* start Materials provided *

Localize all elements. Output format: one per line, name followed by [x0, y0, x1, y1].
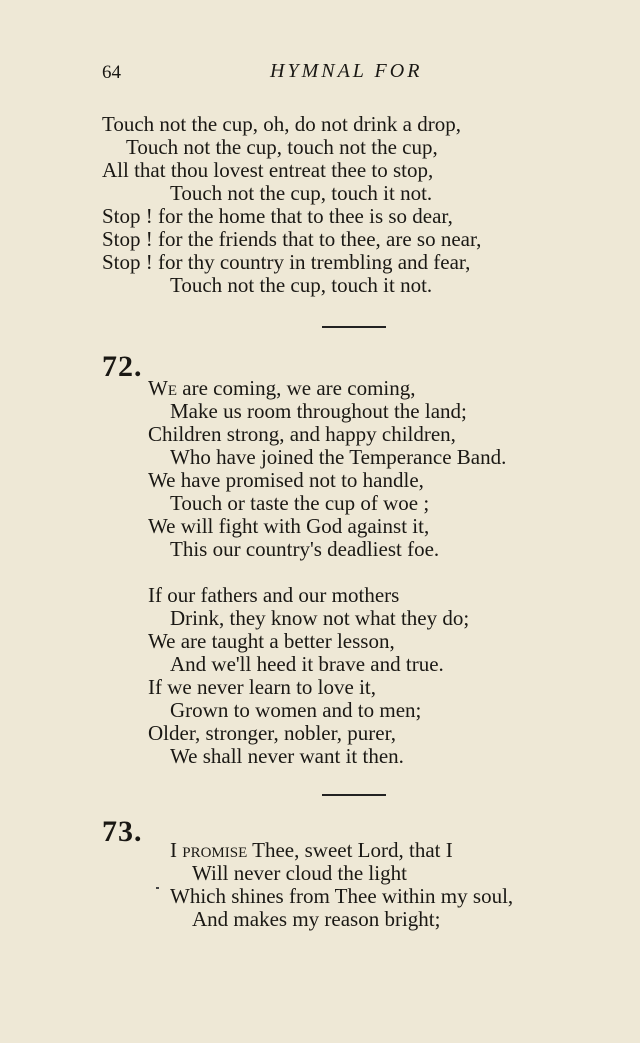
- verse-line: Will never cloud the light: [192, 861, 407, 885]
- verse-line: We are taught a better lesson,: [148, 629, 395, 653]
- verse-line: Stop ! for the friends that to thee, are so near,: [102, 227, 482, 251]
- hymn-number: 73.: [102, 815, 143, 848]
- verse-line: We will fight with God against it,: [148, 514, 430, 538]
- verse-line: Grown to women and to men;: [170, 698, 422, 722]
- section-divider: [322, 326, 386, 328]
- verse-line: And we'll heed it brave and true.: [170, 652, 444, 676]
- verse-line: We have promised not to handle,: [148, 468, 424, 492]
- verse-line: Stop ! for the home that to thee is so dear,: [102, 204, 453, 228]
- verse-line: Which shines from Thee within my soul,: [170, 884, 514, 908]
- verse-line: Children strong, and happy children,: [148, 422, 456, 446]
- page-number: 64: [102, 62, 121, 83]
- verse-line: Touch not the cup, touch not the cup,: [126, 135, 438, 159]
- first-line-rest: Thee, sweet Lord, that I: [247, 838, 453, 862]
- drop-word-rest: e: [167, 376, 177, 400]
- print-speck: [156, 887, 159, 889]
- verse-line: Older, stronger, nobler, purer,: [148, 721, 396, 745]
- hymn-number: 72.: [102, 350, 143, 383]
- drop-word-lead: W: [148, 376, 168, 400]
- verse-line: Touch not the cup, oh, do not drink a drop,: [102, 112, 461, 136]
- verse-line: Touch not the cup, touch it not.: [170, 273, 433, 297]
- page-header: [0, 60, 640, 90]
- verse-line: If our fathers and our mothers: [148, 583, 400, 607]
- verse-line-first: [148, 377, 416, 400]
- verse-line-first: [170, 839, 453, 862]
- verse-line: Drink, they know not what they do;: [170, 606, 470, 630]
- first-line-rest: are coming, we are coming,: [177, 376, 416, 400]
- verse-line: And makes my reason bright;: [192, 907, 441, 931]
- section-divider: [322, 794, 386, 796]
- verse-line: All that thou lovest entreat thee to stop,: [102, 158, 434, 182]
- verse-line: This our country's deadliest foe.: [170, 537, 440, 561]
- verse-line: Stop ! for thy country in trembling and fear,: [102, 250, 471, 274]
- verse-line: Who have joined the Temperance Band.: [170, 445, 507, 469]
- verse-line: We shall never want it then.: [170, 744, 404, 768]
- verse-line: If we never learn to love it,: [148, 675, 376, 699]
- running-title: HYMNAL FOR: [270, 60, 423, 82]
- verse-line: Make us room throughout the land;: [170, 399, 467, 423]
- first-line-lead: I: [170, 838, 183, 862]
- verse-line: Touch not the cup, touch it not.: [170, 181, 433, 205]
- verse-line: Touch or taste the cup of woe ;: [170, 491, 430, 515]
- small-caps-word: promise: [182, 838, 248, 862]
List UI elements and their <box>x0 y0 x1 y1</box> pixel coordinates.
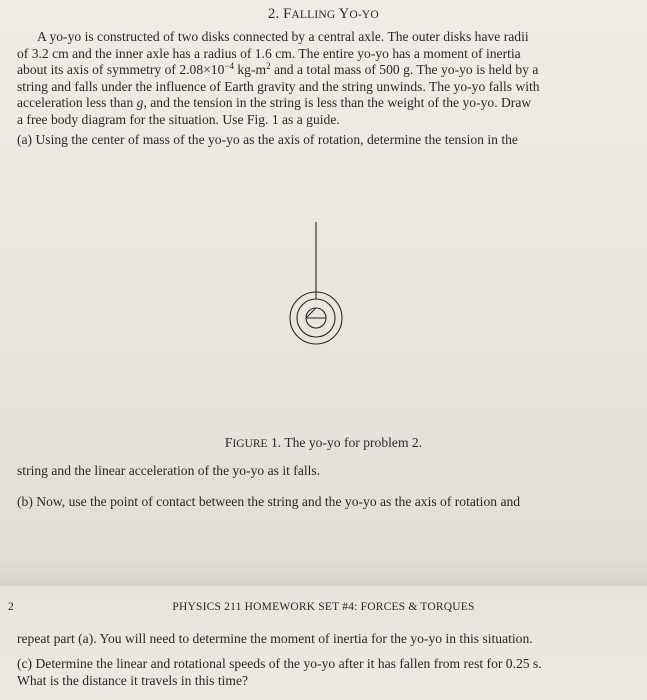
intro-paragraph <box>17 29 629 129</box>
part-a-continuation <box>17 463 629 480</box>
part-c-line2: What is the distance it travels in this time? <box>17 672 249 688</box>
yo-yo-figure <box>270 222 350 352</box>
part-a-line2: string and the linear acceleration of the yo-yo as it falls. <box>17 463 321 478</box>
page-number: 2 <box>8 601 14 613</box>
part-a-question <box>17 132 629 149</box>
figure-caption: FIGURE 1. The yo-yo for problem 2. <box>224 435 423 450</box>
part-b-question <box>17 494 629 511</box>
intro-line: acceleration less than g, and the tension in the string is less than the weight of the yo-yo. Draw <box>17 95 532 111</box>
running-header: PHYSICS 211 HOMEWORK SET #4: FORCES & TORQUES <box>172 601 475 613</box>
intro-line: a free body diagram for the situation. Use Fig. 1 as a guide. <box>17 111 340 127</box>
intro-line: string and falls under the influence of Earth gravity and the string unwinds. The yo-yo falls with <box>17 78 540 94</box>
part-c-question <box>17 656 629 689</box>
page-break <box>0 566 647 586</box>
part-b-line1: (b) Now, use the point of contact between the string and the yo-yo as the axis of rotation and <box>17 494 521 509</box>
intro-line: about its axis of symmetry of $2.08\times 10^{-4}$ $kg-m^2$ and a total mass of 500 g. The yo-yo is held by a <box>17 61 539 78</box>
problem-number: 2. <box>268 6 280 22</box>
problem-title <box>0 6 647 23</box>
intro-line: A yo-yo is constructed of two disks connected by a central axle. The outer disks have radii <box>37 29 529 44</box>
part-b-line2: repeat part (a). You will need to determine the moment of inertia for the yo-yo in this situation. <box>17 631 533 646</box>
problem-name: FALLING YO-YO <box>283 6 379 22</box>
part-c-line1: (c) Determine the linear and rotational speeds of the yo-yo after it has fallen from rest for 0.25 s. <box>17 656 542 671</box>
part-b-continuation <box>17 631 629 648</box>
intro-line: of 3.2 cm and the inner axle has a radius of 1.6 cm. The entire yo-yo has a moment of inertia <box>17 45 521 61</box>
part-a-line1: (a) Using the center of mass of the yo-yo as the axis of rotation, determine the tension in the <box>17 132 518 147</box>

* end Materials provided *

■ Task:
Can you write out all of the material above line for line, without changing anything and leaving out the pictures?

■ Answer to the task:
Localize all elements. Output format: one per line, name followed by [x0, y0, x1, y1].
- verse-line: Will never cloud the light: [192, 861, 407, 885]
- verse-line: We are taught a better lesson,: [148, 629, 395, 653]
- verse-line: Stop ! for the friends that to thee, are so near,: [102, 227, 482, 251]
- hymn-number: 73.: [102, 815, 143, 848]
- verse-line: We will fight with God against it,: [148, 514, 430, 538]
- verse-line: Grown to women and to men;: [170, 698, 422, 722]
- section-divider: [322, 326, 386, 328]
- verse-line: And we'll heed it brave and true.: [170, 652, 444, 676]
- verse-line: We have promised not to handle,: [148, 468, 424, 492]
- verse-line: Stop ! for the home that to thee is so dear,: [102, 204, 453, 228]
- verse-line: Which shines from Thee within my soul,: [170, 884, 514, 908]
- verse-line: Children strong, and happy children,: [148, 422, 456, 446]
- page-number: 64: [102, 62, 121, 83]
- verse-line: Touch not the cup, touch not the cup,: [126, 135, 438, 159]
- first-line-rest: Thee, sweet Lord, that I: [247, 838, 453, 862]
- drop-word-rest: e: [167, 376, 177, 400]
- print-speck: [156, 887, 159, 889]
- verse-line: Older, stronger, nobler, purer,: [148, 721, 396, 745]
- hymn-number: 72.: [102, 350, 143, 383]
- drop-word-lead: W: [148, 376, 168, 400]
- verse-line: Touch not the cup, oh, do not drink a drop,: [102, 112, 461, 136]
- verse-line: Touch not the cup, touch it not.: [170, 273, 433, 297]
- page-header: [0, 60, 640, 90]
- verse-line: If our fathers and our mothers: [148, 583, 400, 607]
- verse-line-first: [148, 377, 416, 400]
- verse-line-first: [170, 839, 453, 862]
- verse-line: Drink, they know not what they do;: [170, 606, 470, 630]
- first-line-rest: are coming, we are coming,: [177, 376, 416, 400]
- verse-line: And makes my reason bright;: [192, 907, 441, 931]
- section-divider: [322, 794, 386, 796]
- verse-line: All that thou lovest entreat thee to stop,: [102, 158, 434, 182]
- verse-line: This our country's deadliest foe.: [170, 537, 440, 561]
- verse-line: Stop ! for thy country in trembling and fear,: [102, 250, 471, 274]
- verse-line: Who have joined the Temperance Band.: [170, 445, 507, 469]
- verse-line: We shall never want it then.: [170, 744, 404, 768]
- verse-line: If we never learn to love it,: [148, 675, 376, 699]
- running-title: HYMNAL FOR: [270, 60, 423, 82]
- verse-line: Make us room throughout the land;: [170, 399, 467, 423]
- first-line-lead: I: [170, 838, 183, 862]
- verse-line: Touch not the cup, touch it not.: [170, 181, 433, 205]
- verse-line: Touch or taste the cup of woe ;: [170, 491, 430, 515]
- small-caps-word: promise: [182, 838, 248, 862]
List UI elements and their <box>x0 y0 x1 y1</box> pixel coordinates.
intro-paragraph <box>17 29 629 129</box>
part-a-continuation <box>17 463 629 480</box>
part-c-line2: What is the distance it travels in this time? <box>17 672 249 688</box>
yo-yo-figure <box>270 222 350 352</box>
part-a-line2: string and the linear acceleration of the yo-yo as it falls. <box>17 463 321 478</box>
page-number: 2 <box>8 601 14 613</box>
part-a-question <box>17 132 629 149</box>
figure-caption: FIGURE 1. The yo-yo for problem 2. <box>224 435 423 450</box>
part-b-question <box>17 494 629 511</box>
intro-line: acceleration less than g, and the tension in the string is less than the weight of the yo-yo. Draw <box>17 95 532 111</box>
running-header: PHYSICS 211 HOMEWORK SET #4: FORCES & TORQUES <box>172 601 475 613</box>
intro-line: a free body diagram for the situation. Use Fig. 1 as a guide. <box>17 111 340 127</box>
intro-line: string and falls under the influence of Earth gravity and the string unwinds. The yo-yo falls with <box>17 78 540 94</box>
part-c-question <box>17 656 629 689</box>
page-break <box>0 566 647 586</box>
part-b-line1: (b) Now, use the point of contact between the string and the yo-yo as the axis of rotation and <box>17 494 521 509</box>
intro-line: about its axis of symmetry of $2.08\times 10^{-4}$ $kg-m^2$ and a total mass of 500 g. The yo-yo is held by a <box>17 61 539 78</box>
problem-number: 2. <box>268 6 280 22</box>
problem-title <box>0 6 647 23</box>
intro-line: A yo-yo is constructed of two disks connected by a central axle. The outer disks have radii <box>37 29 529 44</box>
part-b-line2: repeat part (a). You will need to determine the moment of inertia for the yo-yo in this situation. <box>17 631 533 646</box>
problem-name: FALLING YO-YO <box>283 6 379 22</box>
part-c-line1: (c) Determine the linear and rotational speeds of the yo-yo after it has fallen from rest for 0.25 s. <box>17 656 542 671</box>
part-b-continuation <box>17 631 629 648</box>
intro-line: of 3.2 cm and the inner axle has a radius of 1.6 cm. The entire yo-yo has a moment of inertia <box>17 45 521 61</box>
part-a-line1: (a) Using the center of mass of the yo-yo as the axis of rotation, determine the tension in the <box>17 132 518 147</box>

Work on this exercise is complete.